TASK OBJECTIVE:
Extract all records. Keep each one exact.

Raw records
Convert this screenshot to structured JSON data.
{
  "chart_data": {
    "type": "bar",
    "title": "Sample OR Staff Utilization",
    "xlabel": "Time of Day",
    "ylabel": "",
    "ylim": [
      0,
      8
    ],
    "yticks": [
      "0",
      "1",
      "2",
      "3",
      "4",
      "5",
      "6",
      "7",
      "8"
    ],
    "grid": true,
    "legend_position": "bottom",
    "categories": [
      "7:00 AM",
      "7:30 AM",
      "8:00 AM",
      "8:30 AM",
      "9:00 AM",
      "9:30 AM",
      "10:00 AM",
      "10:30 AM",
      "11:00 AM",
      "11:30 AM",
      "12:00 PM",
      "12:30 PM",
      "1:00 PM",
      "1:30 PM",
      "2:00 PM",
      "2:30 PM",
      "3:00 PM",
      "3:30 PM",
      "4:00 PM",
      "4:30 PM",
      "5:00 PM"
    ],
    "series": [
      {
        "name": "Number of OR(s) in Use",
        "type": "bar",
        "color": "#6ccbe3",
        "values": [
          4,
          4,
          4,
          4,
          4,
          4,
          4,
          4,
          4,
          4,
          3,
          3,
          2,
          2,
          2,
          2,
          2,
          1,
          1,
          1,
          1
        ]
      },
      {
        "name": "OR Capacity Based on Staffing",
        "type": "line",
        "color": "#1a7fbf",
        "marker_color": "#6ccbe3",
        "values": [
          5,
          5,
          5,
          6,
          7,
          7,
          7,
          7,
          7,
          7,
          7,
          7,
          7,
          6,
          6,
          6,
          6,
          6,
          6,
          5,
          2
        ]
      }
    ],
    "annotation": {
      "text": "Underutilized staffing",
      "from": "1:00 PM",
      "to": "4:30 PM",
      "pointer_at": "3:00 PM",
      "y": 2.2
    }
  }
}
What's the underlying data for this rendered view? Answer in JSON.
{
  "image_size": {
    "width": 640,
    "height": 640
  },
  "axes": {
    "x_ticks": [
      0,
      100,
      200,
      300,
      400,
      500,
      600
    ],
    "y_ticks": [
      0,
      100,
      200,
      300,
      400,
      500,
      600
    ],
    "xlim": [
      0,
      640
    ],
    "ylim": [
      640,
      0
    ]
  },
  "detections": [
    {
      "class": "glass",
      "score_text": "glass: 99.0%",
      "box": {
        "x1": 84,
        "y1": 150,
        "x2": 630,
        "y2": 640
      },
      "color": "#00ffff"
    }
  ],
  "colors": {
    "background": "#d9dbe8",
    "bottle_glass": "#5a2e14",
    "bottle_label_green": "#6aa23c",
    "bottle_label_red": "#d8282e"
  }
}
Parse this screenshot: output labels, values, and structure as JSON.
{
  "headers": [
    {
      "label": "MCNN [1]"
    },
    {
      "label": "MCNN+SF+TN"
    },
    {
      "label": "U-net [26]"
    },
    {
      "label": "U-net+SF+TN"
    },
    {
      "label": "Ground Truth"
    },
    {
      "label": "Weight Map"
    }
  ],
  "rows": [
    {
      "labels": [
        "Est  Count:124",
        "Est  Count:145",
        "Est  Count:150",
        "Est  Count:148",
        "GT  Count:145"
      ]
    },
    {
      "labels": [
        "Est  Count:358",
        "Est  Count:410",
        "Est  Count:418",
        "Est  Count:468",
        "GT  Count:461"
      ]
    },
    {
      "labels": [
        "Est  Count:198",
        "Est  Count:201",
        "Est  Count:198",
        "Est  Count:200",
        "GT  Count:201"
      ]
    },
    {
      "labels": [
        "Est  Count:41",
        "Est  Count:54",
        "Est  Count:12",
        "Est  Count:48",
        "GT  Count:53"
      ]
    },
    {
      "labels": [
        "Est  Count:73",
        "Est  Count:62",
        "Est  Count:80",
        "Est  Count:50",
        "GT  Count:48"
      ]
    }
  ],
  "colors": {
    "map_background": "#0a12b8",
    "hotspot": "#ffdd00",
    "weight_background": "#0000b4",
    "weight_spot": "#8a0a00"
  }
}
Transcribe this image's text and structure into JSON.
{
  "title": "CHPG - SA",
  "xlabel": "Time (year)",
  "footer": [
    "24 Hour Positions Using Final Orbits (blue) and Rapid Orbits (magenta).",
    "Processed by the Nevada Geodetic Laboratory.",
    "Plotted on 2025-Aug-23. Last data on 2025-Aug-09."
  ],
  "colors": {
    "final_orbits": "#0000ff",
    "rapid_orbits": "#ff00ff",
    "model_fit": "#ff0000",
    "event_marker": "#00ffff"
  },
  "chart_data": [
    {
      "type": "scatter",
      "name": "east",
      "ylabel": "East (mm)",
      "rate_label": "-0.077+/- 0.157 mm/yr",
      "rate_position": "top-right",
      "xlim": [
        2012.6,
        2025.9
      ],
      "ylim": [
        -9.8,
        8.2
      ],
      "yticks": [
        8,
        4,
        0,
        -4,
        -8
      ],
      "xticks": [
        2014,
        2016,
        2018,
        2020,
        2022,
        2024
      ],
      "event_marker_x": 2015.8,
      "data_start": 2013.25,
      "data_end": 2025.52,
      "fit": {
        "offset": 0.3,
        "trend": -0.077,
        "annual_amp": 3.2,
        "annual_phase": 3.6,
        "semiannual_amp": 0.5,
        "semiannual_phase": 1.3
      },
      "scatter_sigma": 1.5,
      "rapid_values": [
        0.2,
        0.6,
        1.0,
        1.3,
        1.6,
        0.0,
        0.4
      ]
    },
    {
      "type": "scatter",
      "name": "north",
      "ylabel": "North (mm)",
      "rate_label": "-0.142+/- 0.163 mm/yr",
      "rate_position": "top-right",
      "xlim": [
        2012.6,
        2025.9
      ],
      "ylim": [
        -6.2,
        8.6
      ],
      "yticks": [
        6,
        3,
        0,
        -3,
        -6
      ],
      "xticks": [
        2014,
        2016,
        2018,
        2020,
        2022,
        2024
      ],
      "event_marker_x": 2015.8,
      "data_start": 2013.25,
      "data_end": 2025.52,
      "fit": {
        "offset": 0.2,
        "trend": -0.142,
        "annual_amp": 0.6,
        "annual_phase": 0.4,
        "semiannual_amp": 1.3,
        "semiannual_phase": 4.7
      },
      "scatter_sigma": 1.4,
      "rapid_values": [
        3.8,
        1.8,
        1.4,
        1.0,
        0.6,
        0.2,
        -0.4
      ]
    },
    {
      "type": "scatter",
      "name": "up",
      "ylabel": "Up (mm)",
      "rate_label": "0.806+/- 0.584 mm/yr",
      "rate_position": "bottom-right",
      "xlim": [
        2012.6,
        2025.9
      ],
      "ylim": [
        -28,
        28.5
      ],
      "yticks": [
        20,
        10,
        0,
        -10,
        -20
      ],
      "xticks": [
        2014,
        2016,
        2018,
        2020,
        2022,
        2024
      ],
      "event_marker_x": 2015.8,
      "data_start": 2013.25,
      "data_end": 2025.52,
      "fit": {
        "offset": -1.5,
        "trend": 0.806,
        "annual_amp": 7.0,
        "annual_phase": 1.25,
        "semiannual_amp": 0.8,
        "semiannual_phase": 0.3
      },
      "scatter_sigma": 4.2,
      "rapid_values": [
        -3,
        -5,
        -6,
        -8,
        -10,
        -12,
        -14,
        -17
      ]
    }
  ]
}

REPLY TO THE TASK:
Convert this screenshot to structured JSON data.
{
  "chart_data": {
    "type": "bar",
    "title": "Sample OR Staff Utilization",
    "xlabel": "Time of Day",
    "ylabel": "",
    "ylim": [
      0,
      8
    ],
    "yticks": [
      "0",
      "1",
      "2",
      "3",
      "4",
      "5",
      "6",
      "7",
      "8"
    ],
    "grid": true,
    "legend_position": "bottom",
    "categories": [
      "7:00 AM",
      "7:30 AM",
      "8:00 AM",
      "8:30 AM",
      "9:00 AM",
      "9:30 AM",
      "10:00 AM",
      "10:30 AM",
      "11:00 AM",
      "11:30 AM",
      "12:00 PM",
      "12:30 PM",
      "1:00 PM",
      "1:30 PM",
      "2:00 PM",
      "2:30 PM",
      "3:00 PM",
      "3:30 PM",
      "4:00 PM",
      "4:30 PM",
      "5:00 PM"
    ],
    "series": [
      {
        "name": "Number of OR(s) in Use",
        "type": "bar",
        "color": "#6ccbe3",
        "values": [
          4,
          4,
          4,
          4,
          4,
          4,
          4,
          4,
          4,
          4,
          3,
          3,
          2,
          2,
          2,
          2,
          2,
          1,
          1,
          1,
          1
        ]
      },
      {
        "name": "OR Capacity Based on Staffing",
        "type": "line",
        "color": "#1a7fbf",
        "marker_color": "#6ccbe3",
        "values": [
          5,
          5,
          5,
          6,
          7,
          7,
          7,
          7,
          7,
          7,
          7,
          7,
          7,
          6,
          6,
          6,
          6,
          6,
          6,
          5,
          2
        ]
      }
    ],
    "annotation": {
      "text": "Underutilized staffing",
      "from": "1:00 PM",
      "to": "4:30 PM",
      "pointer_at": "3:00 PM",
      "y": 2.2
    }
  }
}
What's the underlying data for this rendered view? Answer in JSON.
{
  "image_size": {
    "width": 640,
    "height": 640
  },
  "axes": {
    "x_ticks": [
      0,
      100,
      200,
      300,
      400,
      500,
      600
    ],
    "y_ticks": [
      0,
      100,
      200,
      300,
      400,
      500,
      600
    ],
    "xlim": [
      0,
      640
    ],
    "ylim": [
      640,
      0
    ]
  },
  "detections": [
    {
      "class": "glass",
      "score_text": "glass: 99.0%",
      "box": {
        "x1": 84,
        "y1": 150,
        "x2": 630,
        "y2": 640
      },
      "color": "#00ffff"
    }
  ],
  "colors": {
    "background": "#d9dbe8",
    "bottle_glass": "#5a2e14",
    "bottle_label_green": "#6aa23c",
    "bottle_label_red": "#d8282e"
  }
}
Parse this screenshot: output labels, values, and structure as JSON.
{
  "headers": [
    {
      "label": "MCNN [1]"
    },
    {
      "label": "MCNN+SF+TN"
    },
    {
      "label": "U-net [26]"
    },
    {
      "label": "U-net+SF+TN"
    },
    {
      "label": "Ground Truth"
    },
    {
      "label": "Weight Map"
    }
  ],
  "rows": [
    {
      "labels": [
        "Est  Count:124",
        "Est  Count:145",
        "Est  Count:150",
        "Est  Count:148",
        "GT  Count:145"
      ]
    },
    {
      "labels": [
        "Est  Count:358",
        "Est  Count:410",
        "Est  Count:418",
        "Est  Count:468",
        "GT  Count:461"
      ]
    },
    {
      "labels": [
        "Est  Count:198",
        "Est  Count:201",
        "Est  Count:198",
        "Est  Count:200",
        "GT  Count:201"
      ]
    },
    {
      "labels": [
        "Est  Count:41",
        "Est  Count:54",
        "Est  Count:12",
        "Est  Count:48",
        "GT  Count:53"
      ]
    },
    {
      "labels": [
        "Est  Count:73",
        "Est  Count:62",
        "Est  Count:80",
        "Est  Count:50",
        "GT  Count:48"
      ]
    }
  ],
  "colors": {
    "map_background": "#0a12b8",
    "hotspot": "#ffdd00",
    "weight_background": "#0000b4",
    "weight_spot": "#8a0a00"
  }
}
Transcribe this image's text and structure into JSON.
{
  "title": "CHPG - SA",
  "xlabel": "Time (year)",
  "footer": [
    "24 Hour Positions Using Final Orbits (blue) and Rapid Orbits (magenta).",
    "Processed by the Nevada Geodetic Laboratory.",
    "Plotted on 2025-Aug-23. Last data on 2025-Aug-09."
  ],
  "colors": {
    "final_orbits": "#0000ff",
    "rapid_orbits": "#ff00ff",
    "model_fit": "#ff0000",
    "event_marker": "#00ffff"
  },
  "chart_data": [
    {
      "type": "scatter",
      "name": "east",
      "ylabel": "East (mm)",
      "rate_label": "-0.077+/- 0.157 mm/yr",
      "rate_position": "top-right",
      "xlim": [
        2012.6,
        2025.9
      ],
      "ylim": [
        -9.8,
        8.2
      ],
      "yticks": [
        8,
        4,
        0,
        -4,
        -8
      ],
      "xticks": [
        2014,
        2016,
        2018,
        2020,
        2022,
        2024
      ],
      "event_marker_x": 2015.8,
      "data_start": 2013.25,
      "data_end": 2025.52,
      "fit": {
        "offset": 0.3,
        "trend": -0.077,
        "annual_amp": 3.2,
        "annual_phase": 3.6,
        "semiannual_amp": 0.5,
        "semiannual_phase": 1.3
      },
      "scatter_sigma": 1.5,
      "rapid_values": [
        0.2,
        0.6,
        1.0,
        1.3,
        1.6,
        0.0,
        0.4
      ]
    },
    {
      "type": "scatter",
      "name": "north",
      "ylabel": "North (mm)",
      "rate_label": "-0.142+/- 0.163 mm/yr",
      "rate_position": "top-right",
      "xlim": [
        2012.6,
        2025.9
      ],
      "ylim": [
        -6.2,
        8.6
      ],
      "yticks": [
        6,
        3,
        0,
        -3,
        -6
      ],
      "xticks": [
        2014,
        2016,
        2018,
        2020,
        2022,
        2024
      ],
      "event_marker_x": 2015.8,
      "data_start": 2013.25,
      "data_end": 2025.52,
      "fit": {
        "offset": 0.2,
        "trend": -0.142,
        "annual_amp": 0.6,
        "annual_phase": 0.4,
        "semiannual_amp": 1.3,
        "semiannual_phase": 4.7
      },
      "scatter_sigma": 1.4,
      "rapid_values": [
        3.8,
        1.8,
        1.4,
        1.0,
        0.6,
        0.2,
        -0.4
      ]
    },
    {
      "type": "scatter",
      "name": "up",
      "ylabel": "Up (mm)",
      "rate_label": "0.806+/- 0.584 mm/yr",
      "rate_position": "bottom-right",
      "xlim": [
        2012.6,
        2025.9
      ],
      "ylim": [
        -28,
        28.5
      ],
      "yticks": [
        20,
        10,
        0,
        -10,
        -20
      ],
      "xticks": [
        2014,
        2016,
        2018,
        2020,
        2022,
        2024
      ],
      "event_marker_x": 2015.8,
      "data_start": 2013.25,
      "data_end": 2025.52,
      "fit": {
        "offset": -1.5,
        "trend": 0.806,
        "annual_amp": 7.0,
        "annual_phase": 1.25,
        "semiannual_amp": 0.8,
        "semiannual_phase": 0.3
      },
      "scatter_sigma": 4.2,
      "rapid_values": [
        -3,
        -5,
        -6,
        -8,
        -10,
        -12,
        -14,
        -17
      ]
    }
  ]
}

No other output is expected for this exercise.